*MATERIAL FOR THE TASK*.
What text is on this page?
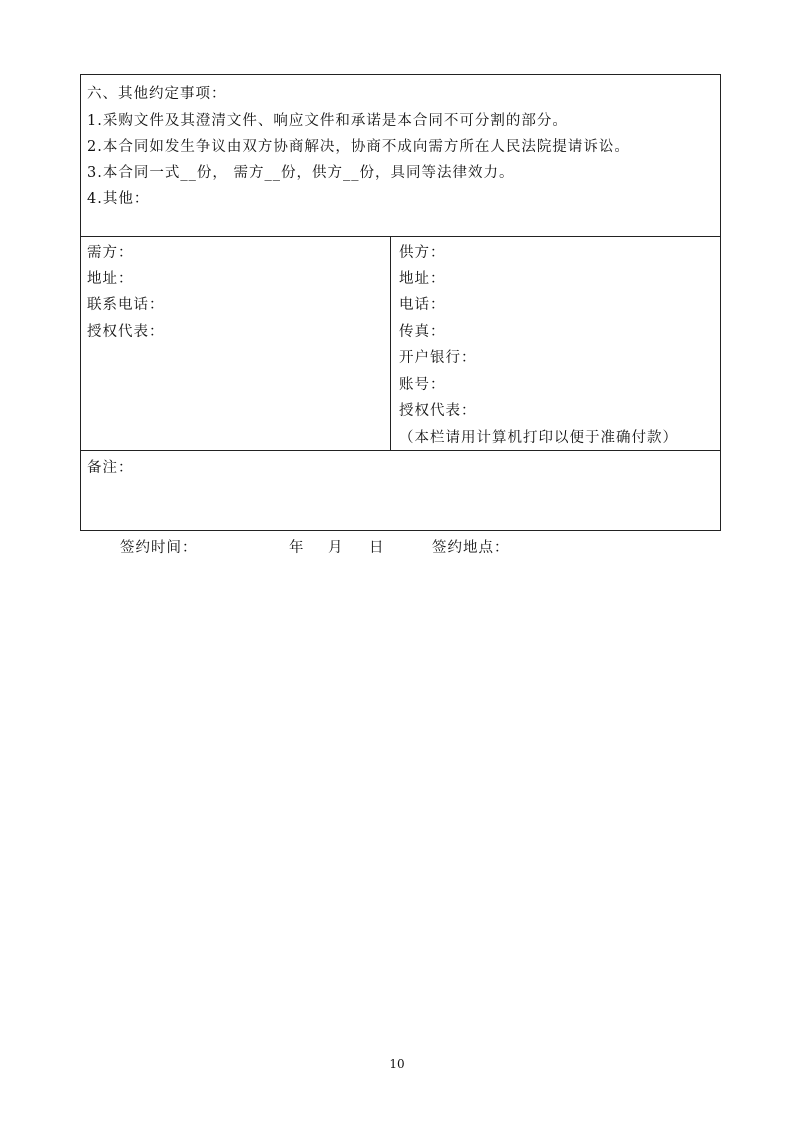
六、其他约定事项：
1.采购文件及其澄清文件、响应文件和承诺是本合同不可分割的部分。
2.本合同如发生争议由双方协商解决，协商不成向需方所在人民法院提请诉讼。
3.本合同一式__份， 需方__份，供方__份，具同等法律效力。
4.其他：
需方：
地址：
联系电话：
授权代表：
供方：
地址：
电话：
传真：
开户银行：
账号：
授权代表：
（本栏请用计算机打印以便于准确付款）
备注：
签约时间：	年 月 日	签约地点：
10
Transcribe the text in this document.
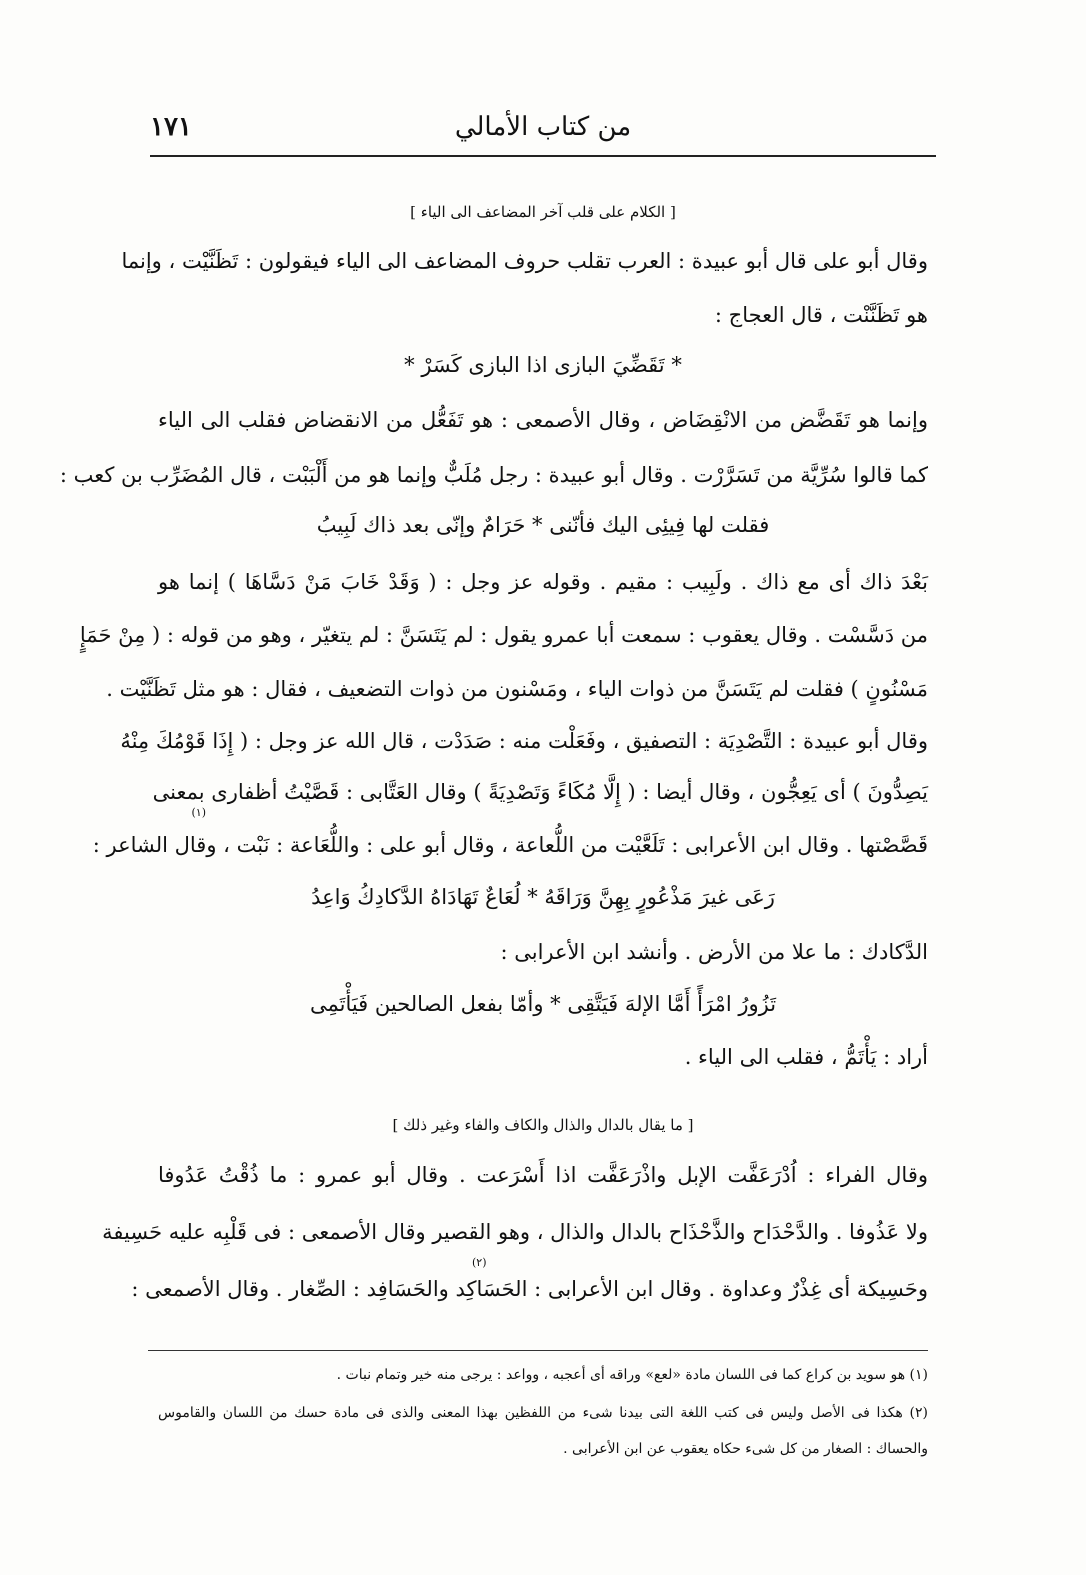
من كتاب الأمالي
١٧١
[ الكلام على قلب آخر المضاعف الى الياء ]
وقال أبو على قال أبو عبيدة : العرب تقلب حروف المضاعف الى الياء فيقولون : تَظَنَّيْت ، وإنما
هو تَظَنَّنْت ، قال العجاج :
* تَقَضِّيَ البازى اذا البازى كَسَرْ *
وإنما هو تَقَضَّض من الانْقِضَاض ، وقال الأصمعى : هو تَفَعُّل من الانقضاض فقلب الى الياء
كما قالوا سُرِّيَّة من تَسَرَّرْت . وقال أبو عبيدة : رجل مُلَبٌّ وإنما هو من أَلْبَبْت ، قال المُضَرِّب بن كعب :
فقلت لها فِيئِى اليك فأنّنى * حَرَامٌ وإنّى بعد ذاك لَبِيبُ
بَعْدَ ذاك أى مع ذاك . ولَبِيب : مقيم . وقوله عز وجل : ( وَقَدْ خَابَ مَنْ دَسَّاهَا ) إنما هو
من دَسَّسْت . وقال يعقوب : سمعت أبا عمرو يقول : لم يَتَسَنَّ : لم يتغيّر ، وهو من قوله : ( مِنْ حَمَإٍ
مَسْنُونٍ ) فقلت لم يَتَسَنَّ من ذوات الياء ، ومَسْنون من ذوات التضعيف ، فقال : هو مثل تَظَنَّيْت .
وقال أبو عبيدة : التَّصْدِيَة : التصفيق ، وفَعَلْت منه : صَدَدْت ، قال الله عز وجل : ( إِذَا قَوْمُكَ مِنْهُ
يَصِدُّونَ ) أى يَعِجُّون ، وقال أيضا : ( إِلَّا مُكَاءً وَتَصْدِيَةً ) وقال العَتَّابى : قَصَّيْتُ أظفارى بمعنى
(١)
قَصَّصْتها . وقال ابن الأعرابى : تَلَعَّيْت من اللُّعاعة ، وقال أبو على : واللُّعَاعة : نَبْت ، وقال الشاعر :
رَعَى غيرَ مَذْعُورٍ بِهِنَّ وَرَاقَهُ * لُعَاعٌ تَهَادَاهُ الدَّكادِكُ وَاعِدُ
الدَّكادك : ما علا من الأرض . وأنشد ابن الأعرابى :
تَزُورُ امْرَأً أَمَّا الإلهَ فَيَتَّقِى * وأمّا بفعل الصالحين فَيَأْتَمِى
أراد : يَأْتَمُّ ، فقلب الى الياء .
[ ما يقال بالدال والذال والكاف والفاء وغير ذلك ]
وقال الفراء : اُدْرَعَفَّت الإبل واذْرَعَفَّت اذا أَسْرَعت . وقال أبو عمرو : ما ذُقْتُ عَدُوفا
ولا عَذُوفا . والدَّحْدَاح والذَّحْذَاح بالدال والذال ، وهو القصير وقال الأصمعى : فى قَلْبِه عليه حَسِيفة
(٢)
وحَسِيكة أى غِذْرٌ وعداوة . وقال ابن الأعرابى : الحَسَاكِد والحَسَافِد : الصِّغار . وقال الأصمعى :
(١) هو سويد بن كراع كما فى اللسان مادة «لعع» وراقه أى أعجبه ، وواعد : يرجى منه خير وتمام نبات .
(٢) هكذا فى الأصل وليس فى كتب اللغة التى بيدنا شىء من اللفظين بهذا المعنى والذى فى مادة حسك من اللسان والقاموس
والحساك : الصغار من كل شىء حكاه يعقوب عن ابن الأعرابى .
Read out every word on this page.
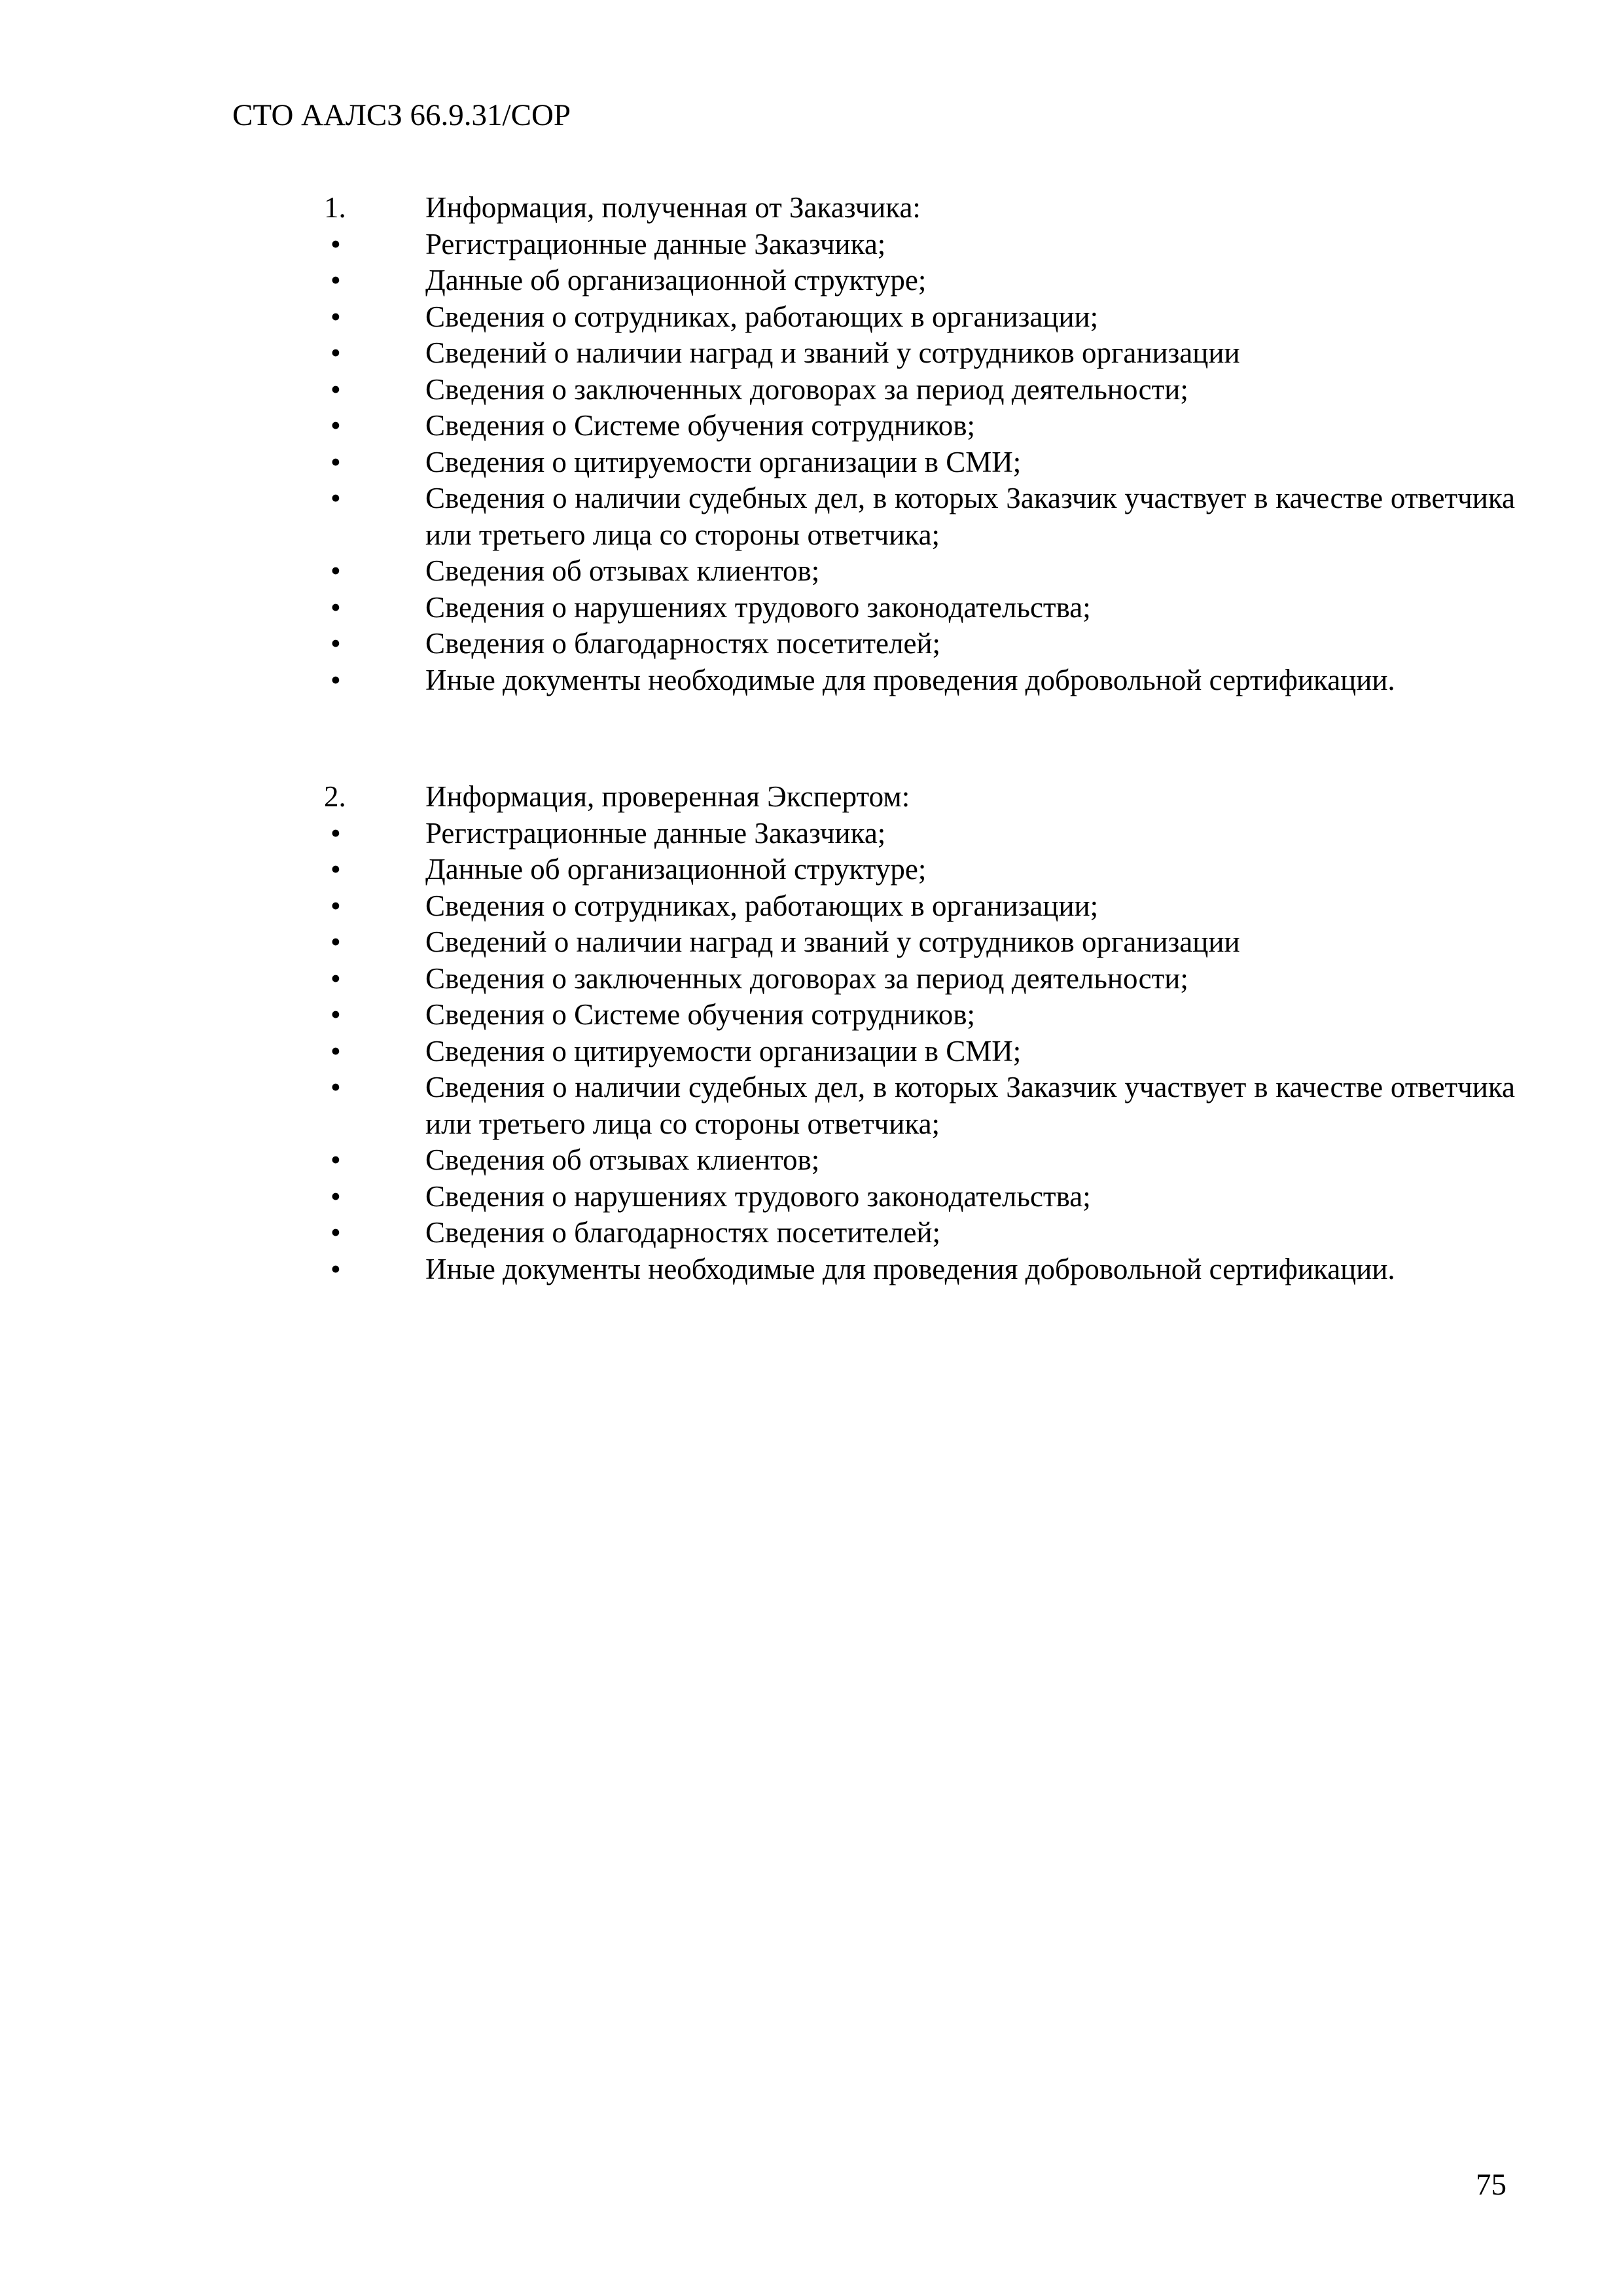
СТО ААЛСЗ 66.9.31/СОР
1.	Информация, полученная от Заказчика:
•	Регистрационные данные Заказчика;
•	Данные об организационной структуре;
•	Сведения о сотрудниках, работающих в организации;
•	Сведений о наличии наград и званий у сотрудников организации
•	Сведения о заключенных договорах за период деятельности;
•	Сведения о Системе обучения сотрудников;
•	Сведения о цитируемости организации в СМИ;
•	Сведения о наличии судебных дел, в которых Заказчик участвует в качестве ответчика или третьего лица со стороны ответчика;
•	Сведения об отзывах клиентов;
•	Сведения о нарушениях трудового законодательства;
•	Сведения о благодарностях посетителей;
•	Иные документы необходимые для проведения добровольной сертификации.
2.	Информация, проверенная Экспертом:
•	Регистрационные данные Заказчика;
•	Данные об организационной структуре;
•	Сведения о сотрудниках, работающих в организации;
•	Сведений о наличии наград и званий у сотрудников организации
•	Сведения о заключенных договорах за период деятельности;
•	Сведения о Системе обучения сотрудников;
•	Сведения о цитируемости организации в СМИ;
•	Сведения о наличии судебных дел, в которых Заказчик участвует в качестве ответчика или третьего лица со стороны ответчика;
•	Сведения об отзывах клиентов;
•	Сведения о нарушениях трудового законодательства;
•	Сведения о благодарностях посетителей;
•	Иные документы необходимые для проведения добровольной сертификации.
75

*WHAT IS REQUIRED*. Retype each record exactly as it stands, but do not include the pictures.

*FINISHED ANSWER*.
What text is on this page?
六、其他约定事项：
1.采购文件及其澄清文件、响应文件和承诺是本合同不可分割的部分。
2.本合同如发生争议由双方协商解决，协商不成向需方所在人民法院提请诉讼。
3.本合同一式__份， 需方__份，供方__份，具同等法律效力。
4.其他：
需方：
地址：
联系电话：
授权代表：
供方：
地址：
电话：
传真：
开户银行：
账号：
授权代表：
（本栏请用计算机打印以便于准确付款）
备注：
签约时间：	年 月 日	签约地点：
10
Transcribe the text in this document.
من كتاب الأمالي
١٧١
[ الكلام على قلب آخر المضاعف الى الياء ]
وقال أبو على قال أبو عبيدة : العرب تقلب حروف المضاعف الى الياء فيقولون : تَظَنَّيْت ، وإنما
هو تَظَنَّنْت ، قال العجاج :
* تَقَضِّيَ البازى اذا البازى كَسَرْ *
وإنما هو تَقَضَّض من الانْقِضَاض ، وقال الأصمعى : هو تَفَعُّل من الانقضاض فقلب الى الياء
كما قالوا سُرِّيَّة من تَسَرَّرْت . وقال أبو عبيدة : رجل مُلَبٌّ وإنما هو من أَلْبَبْت ، قال المُضَرِّب بن كعب :
فقلت لها فِيئِى اليك فأنّنى * حَرَامٌ وإنّى بعد ذاك لَبِيبُ
بَعْدَ ذاك أى مع ذاك . ولَبِيب : مقيم . وقوله عز وجل : ( وَقَدْ خَابَ مَنْ دَسَّاهَا ) إنما هو
من دَسَّسْت . وقال يعقوب : سمعت أبا عمرو يقول : لم يَتَسَنَّ : لم يتغيّر ، وهو من قوله : ( مِنْ حَمَإٍ
مَسْنُونٍ ) فقلت لم يَتَسَنَّ من ذوات الياء ، ومَسْنون من ذوات التضعيف ، فقال : هو مثل تَظَنَّيْت .
وقال أبو عبيدة : التَّصْدِيَة : التصفيق ، وفَعَلْت منه : صَدَدْت ، قال الله عز وجل : ( إِذَا قَوْمُكَ مِنْهُ
يَصِدُّونَ ) أى يَعِجُّون ، وقال أيضا : ( إِلَّا مُكَاءً وَتَصْدِيَةً ) وقال العَتَّابى : قَصَّيْتُ أظفارى بمعنى
(١)
قَصَّصْتها . وقال ابن الأعرابى : تَلَعَّيْت من اللُّعاعة ، وقال أبو على : واللُّعَاعة : نَبْت ، وقال الشاعر :
رَعَى غيرَ مَذْعُورٍ بِهِنَّ وَرَاقَهُ * لُعَاعٌ تَهَادَاهُ الدَّكادِكُ وَاعِدُ
الدَّكادك : ما علا من الأرض . وأنشد ابن الأعرابى :
تَزُورُ امْرَأً أَمَّا الإلهَ فَيَتَّقِى * وأمّا بفعل الصالحين فَيَأْتَمِى
أراد : يَأْتَمُّ ، فقلب الى الياء .
[ ما يقال بالدال والذال والكاف والفاء وغير ذلك ]
وقال الفراء : اُدْرَعَفَّت الإبل واذْرَعَفَّت اذا أَسْرَعت . وقال أبو عمرو : ما ذُقْتُ عَدُوفا
ولا عَذُوفا . والدَّحْدَاح والذَّحْذَاح بالدال والذال ، وهو القصير وقال الأصمعى : فى قَلْبِه عليه حَسِيفة
(٢)
وحَسِيكة أى غِذْرٌ وعداوة . وقال ابن الأعرابى : الحَسَاكِد والحَسَافِد : الصِّغار . وقال الأصمعى :
(١) هو سويد بن كراع كما فى اللسان مادة «لعع» وراقه أى أعجبه ، وواعد : يرجى منه خير وتمام نبات .
(٢) هكذا فى الأصل وليس فى كتب اللغة التى بيدنا شىء من اللفظين بهذا المعنى والذى فى مادة حسك من اللسان والقاموس
والحساك : الصغار من كل شىء حكاه يعقوب عن ابن الأعرابى .
Read out every word on this page.
СТО ААЛСЗ 66.9.31/СОР
1.	Информация, полученная от Заказчика:
•	Регистрационные данные Заказчика;
•	Данные об организационной структуре;
•	Сведения о сотрудниках, работающих в организации;
•	Сведений о наличии наград и званий у сотрудников организации
•	Сведения о заключенных договорах за период деятельности;
•	Сведения о Системе обучения сотрудников;
•	Сведения о цитируемости организации в СМИ;
•	Сведения о наличии судебных дел, в которых Заказчик участвует в качестве ответчика или третьего лица со стороны ответчика;
•	Сведения об отзывах клиентов;
•	Сведения о нарушениях трудового законодательства;
•	Сведения о благодарностях посетителей;
•	Иные документы необходимые для проведения добровольной сертификации.
2.	Информация, проверенная Экспертом:
•	Регистрационные данные Заказчика;
•	Данные об организационной структуре;
•	Сведения о сотрудниках, работающих в организации;
•	Сведений о наличии наград и званий у сотрудников организации
•	Сведения о заключенных договорах за период деятельности;
•	Сведения о Системе обучения сотрудников;
•	Сведения о цитируемости организации в СМИ;
•	Сведения о наличии судебных дел, в которых Заказчик участвует в качестве ответчика или третьего лица со стороны ответчика;
•	Сведения об отзывах клиентов;
•	Сведения о нарушениях трудового законодательства;
•	Сведения о благодарностях посетителей;
•	Иные документы необходимые для проведения добровольной сертификации.
75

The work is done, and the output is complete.